→ **Set problem**:
Omit the pictures from the entries below and retype everything else exactly.

→ **Available records**:
◆ ◆ ◆ ◆ ◆

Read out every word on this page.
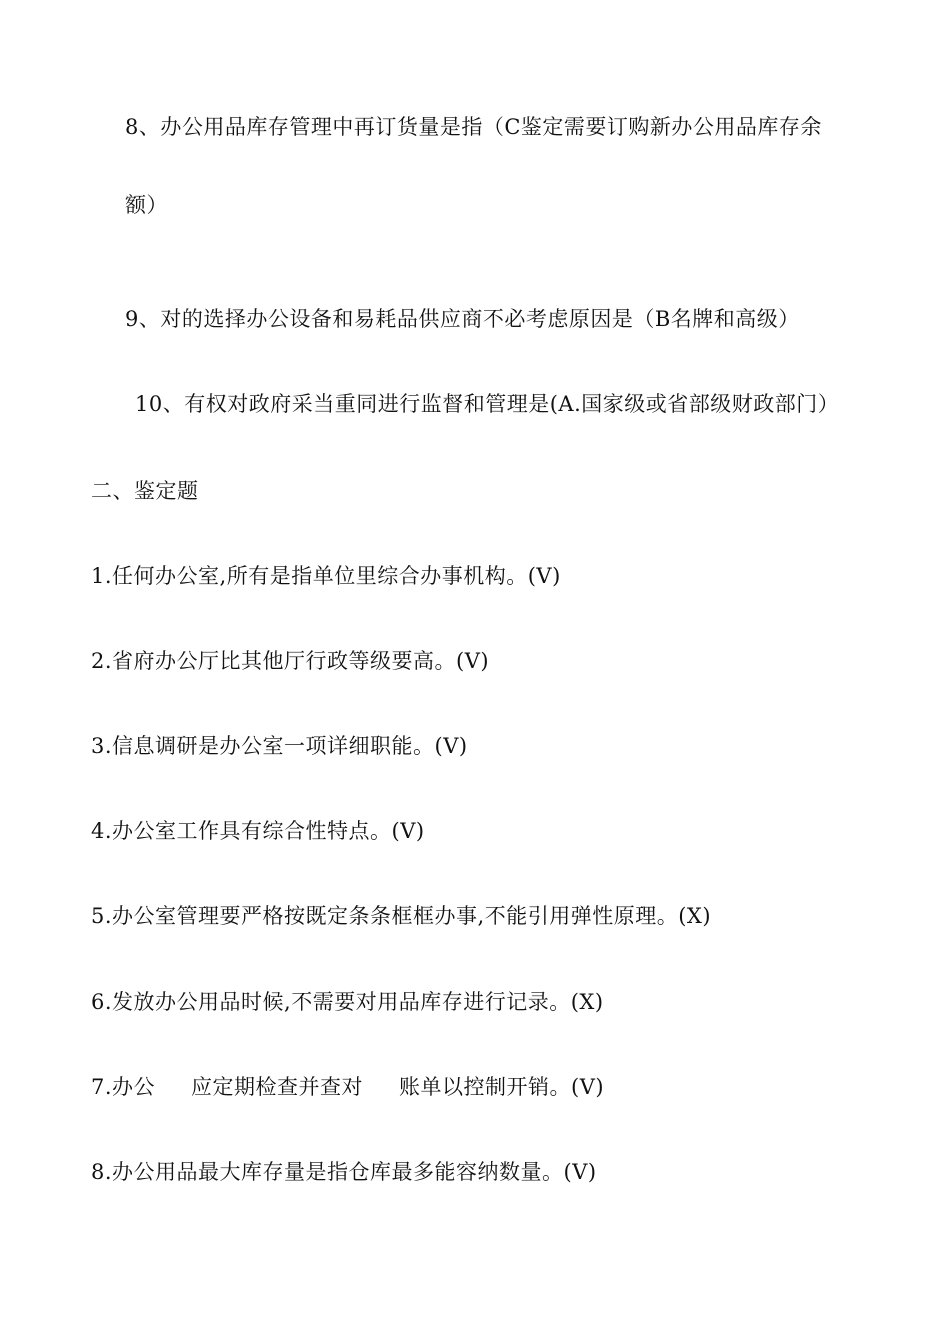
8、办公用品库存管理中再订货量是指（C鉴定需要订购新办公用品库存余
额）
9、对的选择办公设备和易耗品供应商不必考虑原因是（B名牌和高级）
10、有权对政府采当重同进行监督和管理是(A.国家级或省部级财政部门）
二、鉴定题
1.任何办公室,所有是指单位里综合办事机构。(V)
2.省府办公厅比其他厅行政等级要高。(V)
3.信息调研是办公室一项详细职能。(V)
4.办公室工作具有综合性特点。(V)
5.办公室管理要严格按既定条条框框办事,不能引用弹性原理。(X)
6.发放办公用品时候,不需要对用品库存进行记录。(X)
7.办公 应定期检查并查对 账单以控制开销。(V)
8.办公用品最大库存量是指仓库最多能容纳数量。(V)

◆ ◆ ◆ ◆ ◆

→ **Written solution**:
Read out every word on this page.
8、办公用品库存管理中再订货量是指（C鉴定需要订购新办公用品库存余
额）
9、对的选择办公设备和易耗品供应商不必考虑原因是（B名牌和高级）
10、有权对政府采当重同进行监督和管理是(A.国家级或省部级财政部门）
二、鉴定题
1.任何办公室,所有是指单位里综合办事机构。(V)
2.省府办公厅比其他厅行政等级要高。(V)
3.信息调研是办公室一项详细职能。(V)
4.办公室工作具有综合性特点。(V)
5.办公室管理要严格按既定条条框框办事,不能引用弹性原理。(X)
6.发放办公用品时候,不需要对用品库存进行记录。(X)
7.办公 应定期检查并查对 账单以控制开销。(V)
8.办公用品最大库存量是指仓库最多能容纳数量。(V)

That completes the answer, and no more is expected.